§ Materials provided:
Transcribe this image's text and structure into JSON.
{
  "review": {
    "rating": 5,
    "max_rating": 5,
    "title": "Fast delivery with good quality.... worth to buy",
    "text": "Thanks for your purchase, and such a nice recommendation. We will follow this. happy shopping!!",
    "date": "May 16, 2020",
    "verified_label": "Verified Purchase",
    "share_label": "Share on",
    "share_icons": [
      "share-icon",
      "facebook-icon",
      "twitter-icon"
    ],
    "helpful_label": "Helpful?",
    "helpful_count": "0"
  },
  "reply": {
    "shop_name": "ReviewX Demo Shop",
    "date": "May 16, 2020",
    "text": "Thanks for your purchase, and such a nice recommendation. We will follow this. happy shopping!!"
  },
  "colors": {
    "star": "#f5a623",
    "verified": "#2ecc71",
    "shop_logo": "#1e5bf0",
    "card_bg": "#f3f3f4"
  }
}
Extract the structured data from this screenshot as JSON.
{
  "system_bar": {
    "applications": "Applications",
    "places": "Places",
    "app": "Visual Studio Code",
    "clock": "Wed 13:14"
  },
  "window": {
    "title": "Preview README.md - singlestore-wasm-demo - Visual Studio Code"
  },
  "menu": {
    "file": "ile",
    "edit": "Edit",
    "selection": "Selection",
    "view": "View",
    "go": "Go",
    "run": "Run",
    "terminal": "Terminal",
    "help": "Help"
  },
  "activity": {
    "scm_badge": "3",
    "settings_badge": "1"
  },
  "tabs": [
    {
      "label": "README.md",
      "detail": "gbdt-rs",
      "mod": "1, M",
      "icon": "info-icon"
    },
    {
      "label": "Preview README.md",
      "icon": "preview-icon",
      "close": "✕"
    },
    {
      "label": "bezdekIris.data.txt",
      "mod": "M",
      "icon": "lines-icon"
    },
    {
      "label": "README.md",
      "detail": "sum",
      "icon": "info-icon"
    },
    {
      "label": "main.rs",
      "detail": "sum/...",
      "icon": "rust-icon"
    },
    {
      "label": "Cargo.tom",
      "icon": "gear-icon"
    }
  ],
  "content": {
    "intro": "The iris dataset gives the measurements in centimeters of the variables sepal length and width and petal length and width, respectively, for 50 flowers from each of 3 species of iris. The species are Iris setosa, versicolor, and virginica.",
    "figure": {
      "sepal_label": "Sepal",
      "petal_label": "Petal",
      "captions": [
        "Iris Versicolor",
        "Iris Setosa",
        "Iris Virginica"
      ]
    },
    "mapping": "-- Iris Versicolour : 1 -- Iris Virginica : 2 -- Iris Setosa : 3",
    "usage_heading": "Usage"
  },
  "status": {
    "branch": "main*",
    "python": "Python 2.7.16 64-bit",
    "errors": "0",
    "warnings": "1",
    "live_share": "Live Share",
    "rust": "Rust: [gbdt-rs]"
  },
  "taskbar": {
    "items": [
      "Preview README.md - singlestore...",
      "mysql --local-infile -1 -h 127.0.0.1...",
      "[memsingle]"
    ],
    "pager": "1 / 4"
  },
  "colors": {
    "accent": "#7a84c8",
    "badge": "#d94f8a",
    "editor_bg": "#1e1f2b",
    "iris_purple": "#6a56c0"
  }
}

§ Written task: Copy out each line in the preceding records that contains "shopping".

§ Written reply:
    "text": "Thanks for your purchase, and such a nice recommendation. We will follow this. happy shopping!!",
    "text": "Thanks for your purchase, and such a nice recommendation. We will follow this. happy shopping!!"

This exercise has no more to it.